__Work required__.
Filter the lines below, copying only those with the string "Property".

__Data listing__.
......

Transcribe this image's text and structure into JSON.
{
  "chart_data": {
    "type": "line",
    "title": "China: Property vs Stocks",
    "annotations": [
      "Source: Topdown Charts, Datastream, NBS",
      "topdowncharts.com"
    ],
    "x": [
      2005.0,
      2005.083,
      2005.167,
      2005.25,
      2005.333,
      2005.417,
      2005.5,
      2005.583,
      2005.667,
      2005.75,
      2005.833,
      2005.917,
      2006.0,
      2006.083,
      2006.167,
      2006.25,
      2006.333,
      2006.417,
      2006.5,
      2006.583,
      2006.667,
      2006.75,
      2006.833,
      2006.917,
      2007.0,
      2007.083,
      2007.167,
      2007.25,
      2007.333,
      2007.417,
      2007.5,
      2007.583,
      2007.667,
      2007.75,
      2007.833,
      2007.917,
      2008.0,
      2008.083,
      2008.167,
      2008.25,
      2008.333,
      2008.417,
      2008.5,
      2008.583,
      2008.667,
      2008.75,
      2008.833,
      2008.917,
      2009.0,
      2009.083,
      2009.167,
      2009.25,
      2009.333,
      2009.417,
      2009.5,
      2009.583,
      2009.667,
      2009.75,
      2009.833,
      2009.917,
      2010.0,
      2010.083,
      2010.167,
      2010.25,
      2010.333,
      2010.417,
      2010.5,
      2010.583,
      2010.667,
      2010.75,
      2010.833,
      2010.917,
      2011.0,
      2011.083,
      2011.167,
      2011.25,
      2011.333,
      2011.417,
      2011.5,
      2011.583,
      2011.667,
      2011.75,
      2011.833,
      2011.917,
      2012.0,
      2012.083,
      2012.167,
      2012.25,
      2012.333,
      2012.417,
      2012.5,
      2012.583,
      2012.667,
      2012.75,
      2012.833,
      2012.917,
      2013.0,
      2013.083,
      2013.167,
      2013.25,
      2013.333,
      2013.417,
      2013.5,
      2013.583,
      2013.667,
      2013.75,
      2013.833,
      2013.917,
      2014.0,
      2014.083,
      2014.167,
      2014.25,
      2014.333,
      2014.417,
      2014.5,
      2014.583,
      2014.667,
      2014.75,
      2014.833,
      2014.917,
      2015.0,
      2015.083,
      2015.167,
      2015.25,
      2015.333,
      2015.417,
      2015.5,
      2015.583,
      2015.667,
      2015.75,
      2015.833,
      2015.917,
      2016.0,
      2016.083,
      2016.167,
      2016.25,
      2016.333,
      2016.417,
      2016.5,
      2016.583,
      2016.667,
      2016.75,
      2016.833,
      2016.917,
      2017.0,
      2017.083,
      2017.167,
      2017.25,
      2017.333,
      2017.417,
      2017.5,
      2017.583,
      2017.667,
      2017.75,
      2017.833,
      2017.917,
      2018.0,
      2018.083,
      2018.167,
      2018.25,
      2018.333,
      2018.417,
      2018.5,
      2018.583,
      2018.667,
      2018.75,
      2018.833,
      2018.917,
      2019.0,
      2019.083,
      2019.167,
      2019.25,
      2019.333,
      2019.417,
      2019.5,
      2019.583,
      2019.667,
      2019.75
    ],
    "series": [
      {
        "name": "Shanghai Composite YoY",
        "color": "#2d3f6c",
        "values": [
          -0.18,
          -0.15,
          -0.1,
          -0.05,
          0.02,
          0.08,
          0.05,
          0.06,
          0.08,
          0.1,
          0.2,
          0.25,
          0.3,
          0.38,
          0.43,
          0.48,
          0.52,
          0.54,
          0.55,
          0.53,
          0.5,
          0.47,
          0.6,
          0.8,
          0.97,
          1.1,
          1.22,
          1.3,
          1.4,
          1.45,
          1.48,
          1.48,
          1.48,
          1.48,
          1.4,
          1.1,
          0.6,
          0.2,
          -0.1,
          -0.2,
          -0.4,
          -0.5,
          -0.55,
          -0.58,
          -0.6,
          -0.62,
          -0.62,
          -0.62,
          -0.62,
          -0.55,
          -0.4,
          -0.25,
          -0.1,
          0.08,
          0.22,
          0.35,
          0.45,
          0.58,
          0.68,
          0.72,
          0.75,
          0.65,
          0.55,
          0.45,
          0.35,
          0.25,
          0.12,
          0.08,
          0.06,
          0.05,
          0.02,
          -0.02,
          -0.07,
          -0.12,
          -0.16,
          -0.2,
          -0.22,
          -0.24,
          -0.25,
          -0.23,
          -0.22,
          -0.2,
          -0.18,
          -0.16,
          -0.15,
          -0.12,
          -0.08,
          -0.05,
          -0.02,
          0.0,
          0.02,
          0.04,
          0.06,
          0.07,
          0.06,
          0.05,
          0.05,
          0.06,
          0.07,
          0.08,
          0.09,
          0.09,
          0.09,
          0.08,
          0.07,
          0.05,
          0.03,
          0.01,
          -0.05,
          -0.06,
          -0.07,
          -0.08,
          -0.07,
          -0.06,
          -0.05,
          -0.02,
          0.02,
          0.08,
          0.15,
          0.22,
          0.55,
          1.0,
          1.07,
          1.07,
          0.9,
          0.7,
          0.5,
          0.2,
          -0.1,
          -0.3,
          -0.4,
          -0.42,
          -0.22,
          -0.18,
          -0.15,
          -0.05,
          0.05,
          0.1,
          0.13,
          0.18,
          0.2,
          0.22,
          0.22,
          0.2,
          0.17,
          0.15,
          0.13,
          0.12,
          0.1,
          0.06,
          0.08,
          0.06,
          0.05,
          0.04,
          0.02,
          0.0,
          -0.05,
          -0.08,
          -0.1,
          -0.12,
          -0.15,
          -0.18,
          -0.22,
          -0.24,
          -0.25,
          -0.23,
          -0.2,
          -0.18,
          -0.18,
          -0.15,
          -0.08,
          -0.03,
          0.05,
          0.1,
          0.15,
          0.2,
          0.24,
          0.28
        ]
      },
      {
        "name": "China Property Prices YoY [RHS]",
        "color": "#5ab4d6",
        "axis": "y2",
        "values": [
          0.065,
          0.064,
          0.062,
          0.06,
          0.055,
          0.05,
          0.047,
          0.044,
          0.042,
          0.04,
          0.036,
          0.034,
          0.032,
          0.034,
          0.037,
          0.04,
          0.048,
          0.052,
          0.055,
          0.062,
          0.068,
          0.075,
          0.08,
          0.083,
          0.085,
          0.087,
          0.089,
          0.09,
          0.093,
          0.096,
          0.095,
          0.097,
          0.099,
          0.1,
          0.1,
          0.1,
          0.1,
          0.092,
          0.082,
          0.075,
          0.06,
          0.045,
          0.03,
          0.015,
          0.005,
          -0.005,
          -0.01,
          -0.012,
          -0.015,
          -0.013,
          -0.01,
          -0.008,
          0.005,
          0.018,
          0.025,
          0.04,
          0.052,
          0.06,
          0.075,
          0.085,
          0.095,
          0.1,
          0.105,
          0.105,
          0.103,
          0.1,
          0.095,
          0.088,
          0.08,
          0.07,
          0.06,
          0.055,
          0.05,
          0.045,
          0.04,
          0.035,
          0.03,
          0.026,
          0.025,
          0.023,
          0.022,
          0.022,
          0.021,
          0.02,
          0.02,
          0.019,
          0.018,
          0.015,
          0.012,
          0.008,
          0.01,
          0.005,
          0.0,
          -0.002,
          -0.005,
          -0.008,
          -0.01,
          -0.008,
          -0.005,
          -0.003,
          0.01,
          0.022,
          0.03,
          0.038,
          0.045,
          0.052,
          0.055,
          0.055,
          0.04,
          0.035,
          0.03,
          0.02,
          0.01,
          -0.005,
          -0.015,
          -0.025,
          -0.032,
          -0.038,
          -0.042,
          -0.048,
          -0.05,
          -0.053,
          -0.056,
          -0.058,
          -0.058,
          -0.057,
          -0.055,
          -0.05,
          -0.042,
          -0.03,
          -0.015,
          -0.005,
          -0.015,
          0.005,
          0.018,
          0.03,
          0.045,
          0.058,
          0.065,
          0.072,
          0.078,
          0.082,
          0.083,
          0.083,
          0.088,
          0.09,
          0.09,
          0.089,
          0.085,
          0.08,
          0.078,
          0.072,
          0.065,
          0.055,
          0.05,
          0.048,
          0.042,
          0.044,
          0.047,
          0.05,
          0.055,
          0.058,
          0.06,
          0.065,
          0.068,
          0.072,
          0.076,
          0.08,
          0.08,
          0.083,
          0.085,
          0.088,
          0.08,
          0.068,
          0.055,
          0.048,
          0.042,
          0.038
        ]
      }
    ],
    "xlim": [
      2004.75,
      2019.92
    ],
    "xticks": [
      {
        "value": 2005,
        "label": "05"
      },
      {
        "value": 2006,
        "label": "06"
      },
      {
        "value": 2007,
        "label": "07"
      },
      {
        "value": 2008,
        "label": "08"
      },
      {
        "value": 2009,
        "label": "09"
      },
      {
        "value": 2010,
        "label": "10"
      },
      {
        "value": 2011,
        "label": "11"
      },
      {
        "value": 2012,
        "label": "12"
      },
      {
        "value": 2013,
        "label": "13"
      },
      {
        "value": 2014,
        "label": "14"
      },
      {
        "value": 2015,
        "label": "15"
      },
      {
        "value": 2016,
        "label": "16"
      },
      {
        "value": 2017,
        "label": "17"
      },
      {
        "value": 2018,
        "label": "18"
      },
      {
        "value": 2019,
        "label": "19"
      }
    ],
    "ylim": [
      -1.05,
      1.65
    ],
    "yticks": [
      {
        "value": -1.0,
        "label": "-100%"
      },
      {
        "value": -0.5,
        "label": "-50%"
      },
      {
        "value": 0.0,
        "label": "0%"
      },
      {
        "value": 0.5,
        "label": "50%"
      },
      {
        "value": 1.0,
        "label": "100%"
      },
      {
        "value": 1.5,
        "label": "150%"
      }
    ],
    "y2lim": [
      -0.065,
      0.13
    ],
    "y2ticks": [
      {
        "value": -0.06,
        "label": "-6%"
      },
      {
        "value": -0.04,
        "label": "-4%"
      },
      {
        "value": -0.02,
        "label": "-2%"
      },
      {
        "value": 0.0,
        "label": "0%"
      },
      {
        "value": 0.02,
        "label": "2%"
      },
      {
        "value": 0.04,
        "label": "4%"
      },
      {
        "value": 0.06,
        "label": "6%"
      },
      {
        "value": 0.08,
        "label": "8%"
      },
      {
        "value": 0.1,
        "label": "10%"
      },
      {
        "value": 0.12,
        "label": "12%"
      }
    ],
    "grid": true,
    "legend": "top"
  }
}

......

__Answer to the task__.
    "title": "China: Property vs Stocks",
        "name": "China Property Prices YoY [RHS]",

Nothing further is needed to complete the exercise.